(Records from a data source)

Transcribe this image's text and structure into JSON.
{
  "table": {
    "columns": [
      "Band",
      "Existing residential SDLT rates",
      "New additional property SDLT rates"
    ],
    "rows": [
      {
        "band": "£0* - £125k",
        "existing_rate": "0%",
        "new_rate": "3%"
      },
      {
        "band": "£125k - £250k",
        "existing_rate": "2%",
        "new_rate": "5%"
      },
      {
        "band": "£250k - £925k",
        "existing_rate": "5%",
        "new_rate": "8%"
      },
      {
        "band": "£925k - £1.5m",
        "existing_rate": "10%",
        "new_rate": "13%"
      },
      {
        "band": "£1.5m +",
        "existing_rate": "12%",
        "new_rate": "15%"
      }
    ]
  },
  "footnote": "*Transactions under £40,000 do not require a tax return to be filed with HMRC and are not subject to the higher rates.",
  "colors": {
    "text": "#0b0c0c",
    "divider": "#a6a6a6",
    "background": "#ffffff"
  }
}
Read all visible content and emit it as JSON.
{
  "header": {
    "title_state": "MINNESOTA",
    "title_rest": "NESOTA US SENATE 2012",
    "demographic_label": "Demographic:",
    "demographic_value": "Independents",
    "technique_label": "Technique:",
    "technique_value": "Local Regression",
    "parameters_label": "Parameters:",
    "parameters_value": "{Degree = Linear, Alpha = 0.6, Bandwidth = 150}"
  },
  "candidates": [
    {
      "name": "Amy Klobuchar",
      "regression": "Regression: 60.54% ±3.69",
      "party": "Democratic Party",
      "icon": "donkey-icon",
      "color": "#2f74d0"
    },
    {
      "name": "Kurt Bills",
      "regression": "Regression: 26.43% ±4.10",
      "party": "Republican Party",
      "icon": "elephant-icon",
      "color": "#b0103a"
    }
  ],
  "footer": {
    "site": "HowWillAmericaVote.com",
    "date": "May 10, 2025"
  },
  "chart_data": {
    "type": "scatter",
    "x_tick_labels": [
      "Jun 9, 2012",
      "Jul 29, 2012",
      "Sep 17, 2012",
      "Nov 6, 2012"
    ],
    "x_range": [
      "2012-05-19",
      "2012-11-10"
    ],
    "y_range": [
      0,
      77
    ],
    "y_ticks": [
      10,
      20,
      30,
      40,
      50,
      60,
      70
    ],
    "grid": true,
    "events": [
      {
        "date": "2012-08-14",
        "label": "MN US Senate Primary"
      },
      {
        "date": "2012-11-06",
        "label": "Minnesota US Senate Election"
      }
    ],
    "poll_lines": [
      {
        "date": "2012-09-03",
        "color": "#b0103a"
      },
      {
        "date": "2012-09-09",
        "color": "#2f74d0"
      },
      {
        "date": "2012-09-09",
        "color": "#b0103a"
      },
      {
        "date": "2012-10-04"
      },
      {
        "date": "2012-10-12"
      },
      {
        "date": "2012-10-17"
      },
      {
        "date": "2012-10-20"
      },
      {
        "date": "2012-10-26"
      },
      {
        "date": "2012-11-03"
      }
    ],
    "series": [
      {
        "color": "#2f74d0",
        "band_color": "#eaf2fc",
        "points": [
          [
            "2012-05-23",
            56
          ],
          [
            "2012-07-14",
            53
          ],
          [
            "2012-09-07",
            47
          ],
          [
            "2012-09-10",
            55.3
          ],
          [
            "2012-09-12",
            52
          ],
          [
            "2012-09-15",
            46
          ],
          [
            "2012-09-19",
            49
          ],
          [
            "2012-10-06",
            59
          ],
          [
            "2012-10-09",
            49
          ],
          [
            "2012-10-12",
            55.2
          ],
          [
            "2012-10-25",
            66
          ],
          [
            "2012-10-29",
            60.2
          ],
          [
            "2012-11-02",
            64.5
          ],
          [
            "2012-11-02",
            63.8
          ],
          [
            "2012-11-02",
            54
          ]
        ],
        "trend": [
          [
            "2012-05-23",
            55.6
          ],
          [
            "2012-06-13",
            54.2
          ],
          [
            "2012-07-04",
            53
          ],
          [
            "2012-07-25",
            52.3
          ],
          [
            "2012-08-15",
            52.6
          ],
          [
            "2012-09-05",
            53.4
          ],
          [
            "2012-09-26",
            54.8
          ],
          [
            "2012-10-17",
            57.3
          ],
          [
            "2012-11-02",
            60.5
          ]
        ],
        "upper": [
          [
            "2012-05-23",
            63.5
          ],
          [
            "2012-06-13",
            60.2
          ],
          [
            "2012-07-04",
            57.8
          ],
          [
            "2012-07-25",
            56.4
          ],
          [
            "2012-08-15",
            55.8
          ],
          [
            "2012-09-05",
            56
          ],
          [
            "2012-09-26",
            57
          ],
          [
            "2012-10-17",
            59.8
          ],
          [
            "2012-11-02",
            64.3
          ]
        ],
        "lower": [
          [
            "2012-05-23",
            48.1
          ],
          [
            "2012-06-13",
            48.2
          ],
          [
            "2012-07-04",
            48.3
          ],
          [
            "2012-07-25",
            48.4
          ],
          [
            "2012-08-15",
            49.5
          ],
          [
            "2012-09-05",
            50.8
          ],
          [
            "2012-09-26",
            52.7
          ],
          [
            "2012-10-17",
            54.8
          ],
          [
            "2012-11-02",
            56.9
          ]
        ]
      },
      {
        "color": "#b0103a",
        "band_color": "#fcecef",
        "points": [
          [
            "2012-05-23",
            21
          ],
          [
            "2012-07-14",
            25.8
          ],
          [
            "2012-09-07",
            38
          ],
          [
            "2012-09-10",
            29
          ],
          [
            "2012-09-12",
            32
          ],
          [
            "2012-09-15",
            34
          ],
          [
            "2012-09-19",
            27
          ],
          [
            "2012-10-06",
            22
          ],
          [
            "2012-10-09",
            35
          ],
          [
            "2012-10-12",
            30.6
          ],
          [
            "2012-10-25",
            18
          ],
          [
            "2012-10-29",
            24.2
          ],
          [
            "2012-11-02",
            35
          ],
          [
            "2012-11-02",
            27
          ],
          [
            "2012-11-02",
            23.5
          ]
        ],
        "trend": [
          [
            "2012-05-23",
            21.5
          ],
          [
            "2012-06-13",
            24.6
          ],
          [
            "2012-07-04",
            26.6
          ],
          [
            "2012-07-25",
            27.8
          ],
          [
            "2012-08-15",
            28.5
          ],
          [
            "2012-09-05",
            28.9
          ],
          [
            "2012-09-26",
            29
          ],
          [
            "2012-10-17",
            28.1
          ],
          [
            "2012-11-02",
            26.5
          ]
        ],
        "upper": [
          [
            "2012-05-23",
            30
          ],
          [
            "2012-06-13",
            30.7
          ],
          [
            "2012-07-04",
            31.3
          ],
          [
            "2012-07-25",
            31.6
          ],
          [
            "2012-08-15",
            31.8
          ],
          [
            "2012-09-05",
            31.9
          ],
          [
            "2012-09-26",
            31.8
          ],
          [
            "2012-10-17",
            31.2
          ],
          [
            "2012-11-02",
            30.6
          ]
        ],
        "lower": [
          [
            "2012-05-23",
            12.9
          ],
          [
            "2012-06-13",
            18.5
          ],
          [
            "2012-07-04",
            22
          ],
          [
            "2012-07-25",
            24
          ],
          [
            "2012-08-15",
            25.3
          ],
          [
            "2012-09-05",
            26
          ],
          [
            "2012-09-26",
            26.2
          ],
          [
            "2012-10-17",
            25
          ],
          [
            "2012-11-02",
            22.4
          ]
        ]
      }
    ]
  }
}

## GIVEN INSTRUCTION
Collect, from the material above, every line containing the word "Regression".

## EXERCISE RESULT
    "technique_value": "Local Regression",
      "regression": "Regression: 60.54% ±3.69",
      "regression": "Regression: 26.43% ±4.10",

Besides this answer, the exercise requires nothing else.